● **Task**
Please give the listing again in its entirety, exactly as written.

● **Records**
===
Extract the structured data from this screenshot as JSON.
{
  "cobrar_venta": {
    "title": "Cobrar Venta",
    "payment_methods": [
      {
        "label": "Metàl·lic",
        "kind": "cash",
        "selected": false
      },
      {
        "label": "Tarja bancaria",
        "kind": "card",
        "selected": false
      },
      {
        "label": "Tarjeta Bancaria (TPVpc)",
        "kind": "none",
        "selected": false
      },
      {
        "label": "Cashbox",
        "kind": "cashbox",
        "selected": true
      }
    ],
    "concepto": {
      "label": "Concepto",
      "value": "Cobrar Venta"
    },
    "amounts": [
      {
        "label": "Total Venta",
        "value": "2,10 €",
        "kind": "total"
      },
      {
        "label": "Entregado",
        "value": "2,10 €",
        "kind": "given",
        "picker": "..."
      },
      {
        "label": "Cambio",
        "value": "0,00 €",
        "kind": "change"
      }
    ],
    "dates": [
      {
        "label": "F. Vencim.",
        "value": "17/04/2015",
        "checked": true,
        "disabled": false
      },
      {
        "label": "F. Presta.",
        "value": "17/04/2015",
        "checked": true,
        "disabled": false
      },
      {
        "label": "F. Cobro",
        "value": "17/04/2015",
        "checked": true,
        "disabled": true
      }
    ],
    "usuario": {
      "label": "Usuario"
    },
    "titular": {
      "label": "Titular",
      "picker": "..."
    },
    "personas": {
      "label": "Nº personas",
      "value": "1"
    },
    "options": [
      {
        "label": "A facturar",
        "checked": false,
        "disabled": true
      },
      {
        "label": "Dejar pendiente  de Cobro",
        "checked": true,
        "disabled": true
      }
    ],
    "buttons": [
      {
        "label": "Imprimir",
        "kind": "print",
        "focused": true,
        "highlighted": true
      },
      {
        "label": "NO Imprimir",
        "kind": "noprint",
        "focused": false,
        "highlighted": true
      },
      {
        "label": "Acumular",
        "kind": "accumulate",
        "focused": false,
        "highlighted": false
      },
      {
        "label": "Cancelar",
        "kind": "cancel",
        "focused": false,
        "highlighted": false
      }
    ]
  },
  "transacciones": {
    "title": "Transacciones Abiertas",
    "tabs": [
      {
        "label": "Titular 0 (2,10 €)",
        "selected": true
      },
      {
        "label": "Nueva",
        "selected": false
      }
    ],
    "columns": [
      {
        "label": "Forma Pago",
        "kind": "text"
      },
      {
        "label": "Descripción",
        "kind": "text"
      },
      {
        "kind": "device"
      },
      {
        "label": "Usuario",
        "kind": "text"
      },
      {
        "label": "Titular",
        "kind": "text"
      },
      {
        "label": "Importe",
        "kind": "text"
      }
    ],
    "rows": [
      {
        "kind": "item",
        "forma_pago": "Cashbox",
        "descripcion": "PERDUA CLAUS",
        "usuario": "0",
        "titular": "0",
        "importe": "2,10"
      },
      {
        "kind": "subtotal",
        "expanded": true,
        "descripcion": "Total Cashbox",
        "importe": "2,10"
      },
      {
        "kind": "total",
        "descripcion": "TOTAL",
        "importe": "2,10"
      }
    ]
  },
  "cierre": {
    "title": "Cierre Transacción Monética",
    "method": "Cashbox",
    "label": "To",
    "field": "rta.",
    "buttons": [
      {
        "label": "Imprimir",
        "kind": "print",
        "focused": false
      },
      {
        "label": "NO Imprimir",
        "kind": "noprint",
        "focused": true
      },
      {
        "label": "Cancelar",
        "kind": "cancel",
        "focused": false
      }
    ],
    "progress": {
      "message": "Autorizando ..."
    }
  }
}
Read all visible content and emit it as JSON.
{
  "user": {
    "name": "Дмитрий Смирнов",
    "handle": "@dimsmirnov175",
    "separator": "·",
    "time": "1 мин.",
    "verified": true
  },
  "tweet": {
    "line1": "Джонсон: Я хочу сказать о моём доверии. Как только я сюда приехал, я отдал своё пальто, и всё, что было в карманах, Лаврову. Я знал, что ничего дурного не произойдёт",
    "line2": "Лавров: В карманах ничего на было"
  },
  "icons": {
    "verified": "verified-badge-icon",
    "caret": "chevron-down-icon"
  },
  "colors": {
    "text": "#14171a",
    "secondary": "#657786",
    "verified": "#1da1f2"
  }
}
===
● **Task output**
Extract the structured data from this screenshot as JSON.
{
  "cobrar_venta": {
    "title": "Cobrar Venta",
    "payment_methods": [
      {
        "label": "Metàl·lic",
        "kind": "cash",
        "selected": false
      },
      {
        "label": "Tarja bancaria",
        "kind": "card",
        "selected": false
      },
      {
        "label": "Tarjeta Bancaria (TPVpc)",
        "kind": "none",
        "selected": false
      },
      {
        "label": "Cashbox",
        "kind": "cashbox",
        "selected": true
      }
    ],
    "concepto": {
      "label": "Concepto",
      "value": "Cobrar Venta"
    },
    "amounts": [
      {
        "label": "Total Venta",
        "value": "2,10 €",
        "kind": "total"
      },
      {
        "label": "Entregado",
        "value": "2,10 €",
        "kind": "given",
        "picker": "..."
      },
      {
        "label": "Cambio",
        "value": "0,00 €",
        "kind": "change"
      }
    ],
    "dates": [
      {
        "label": "F. Vencim.",
        "value": "17/04/2015",
        "checked": true,
        "disabled": false
      },
      {
        "label": "F. Presta.",
        "value": "17/04/2015",
        "checked": true,
        "disabled": false
      },
      {
        "label": "F. Cobro",
        "value": "17/04/2015",
        "checked": true,
        "disabled": true
      }
    ],
    "usuario": {
      "label": "Usuario"
    },
    "titular": {
      "label": "Titular",
      "picker": "..."
    },
    "personas": {
      "label": "Nº personas",
      "value": "1"
    },
    "options": [
      {
        "label": "A facturar",
        "checked": false,
        "disabled": true
      },
      {
        "label": "Dejar pendiente  de Cobro",
        "checked": true,
        "disabled": true
      }
    ],
    "buttons": [
      {
        "label": "Imprimir",
        "kind": "print",
        "focused": true,
        "highlighted": true
      },
      {
        "label": "NO Imprimir",
        "kind": "noprint",
        "focused": false,
        "highlighted": true
      },
      {
        "label": "Acumular",
        "kind": "accumulate",
        "focused": false,
        "highlighted": false
      },
      {
        "label": "Cancelar",
        "kind": "cancel",
        "focused": false,
        "highlighted": false
      }
    ]
  },
  "transacciones": {
    "title": "Transacciones Abiertas",
    "tabs": [
      {
        "label": "Titular 0 (2,10 €)",
        "selected": true
      },
      {
        "label": "Nueva",
        "selected": false
      }
    ],
    "columns": [
      {
        "label": "Forma Pago",
        "kind": "text"
      },
      {
        "label": "Descripción",
        "kind": "text"
      },
      {
        "kind": "device"
      },
      {
        "label": "Usuario",
        "kind": "text"
      },
      {
        "label": "Titular",
        "kind": "text"
      },
      {
        "label": "Importe",
        "kind": "text"
      }
    ],
    "rows": [
      {
        "kind": "item",
        "forma_pago": "Cashbox",
        "descripcion": "PERDUA CLAUS",
        "usuario": "0",
        "titular": "0",
        "importe": "2,10"
      },
      {
        "kind": "subtotal",
        "expanded": true,
        "descripcion": "Total Cashbox",
        "importe": "2,10"
      },
      {
        "kind": "total",
        "descripcion": "TOTAL",
        "importe": "2,10"
      }
    ]
  },
  "cierre": {
    "title": "Cierre Transacción Monética",
    "method": "Cashbox",
    "label": "To",
    "field": "rta.",
    "buttons": [
      {
        "label": "Imprimir",
        "kind": "print",
        "focused": false
      },
      {
        "label": "NO Imprimir",
        "kind": "noprint",
        "focused": true
      },
      {
        "label": "Cancelar",
        "kind": "cancel",
        "focused": false
      }
    ],
    "progress": {
      "message": "Autorizando ..."
    }
  }
}
Read all visible content and emit it as JSON.
{
  "user": {
    "name": "Дмитрий Смирнов",
    "handle": "@dimsmirnov175",
    "separator": "·",
    "time": "1 мин.",
    "verified": true
  },
  "tweet": {
    "line1": "Джонсон: Я хочу сказать о моём доверии. Как только я сюда приехал, я отдал своё пальто, и всё, что было в карманах, Лаврову. Я знал, что ничего дурного не произойдёт",
    "line2": "Лавров: В карманах ничего на было"
  },
  "icons": {
    "verified": "verified-badge-icon",
    "caret": "chevron-down-icon"
  },
  "colors": {
    "text": "#14171a",
    "secondary": "#657786",
    "verified": "#1da1f2"
  }
}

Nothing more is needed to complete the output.